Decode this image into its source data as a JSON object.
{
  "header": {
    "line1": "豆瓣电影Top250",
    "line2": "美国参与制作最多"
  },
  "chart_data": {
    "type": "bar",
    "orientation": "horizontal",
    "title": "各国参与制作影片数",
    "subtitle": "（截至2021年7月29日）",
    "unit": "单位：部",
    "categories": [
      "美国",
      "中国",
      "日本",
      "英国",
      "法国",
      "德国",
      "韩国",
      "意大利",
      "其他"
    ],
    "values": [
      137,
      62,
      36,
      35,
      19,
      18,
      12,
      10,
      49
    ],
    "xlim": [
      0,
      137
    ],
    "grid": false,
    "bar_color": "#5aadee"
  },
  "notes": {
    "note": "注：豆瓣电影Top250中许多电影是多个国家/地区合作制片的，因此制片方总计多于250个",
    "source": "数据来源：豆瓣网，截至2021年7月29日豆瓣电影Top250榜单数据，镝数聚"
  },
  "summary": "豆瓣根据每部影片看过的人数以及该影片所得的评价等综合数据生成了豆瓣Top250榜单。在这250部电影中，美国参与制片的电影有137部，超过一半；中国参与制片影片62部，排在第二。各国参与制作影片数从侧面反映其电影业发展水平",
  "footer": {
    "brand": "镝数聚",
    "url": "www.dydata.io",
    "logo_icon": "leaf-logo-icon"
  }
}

════════════════

CHALLENGE: Every entry should be printed again exactly as it stands.

WRITTEN RESPONSE:
Decode this image into its source data as a JSON object.
{
  "header": {
    "line1": "豆瓣电影Top250",
    "line2": "美国参与制作最多"
  },
  "chart_data": {
    "type": "bar",
    "orientation": "horizontal",
    "title": "各国参与制作影片数",
    "subtitle": "（截至2021年7月29日）",
    "unit": "单位：部",
    "categories": [
      "美国",
      "中国",
      "日本",
      "英国",
      "法国",
      "德国",
      "韩国",
      "意大利",
      "其他"
    ],
    "values": [
      137,
      62,
      36,
      35,
      19,
      18,
      12,
      10,
      49
    ],
    "xlim": [
      0,
      137
    ],
    "grid": false,
    "bar_color": "#5aadee"
  },
  "notes": {
    "note": "注：豆瓣电影Top250中许多电影是多个国家/地区合作制片的，因此制片方总计多于250个",
    "source": "数据来源：豆瓣网，截至2021年7月29日豆瓣电影Top250榜单数据，镝数聚"
  },
  "summary": "豆瓣根据每部影片看过的人数以及该影片所得的评价等综合数据生成了豆瓣Top250榜单。在这250部电影中，美国参与制片的电影有137部，超过一半；中国参与制片影片62部，排在第二。各国参与制作影片数从侧面反映其电影业发展水平",
  "footer": {
    "brand": "镝数聚",
    "url": "www.dydata.io",
    "logo_icon": "leaf-logo-icon"
  }
}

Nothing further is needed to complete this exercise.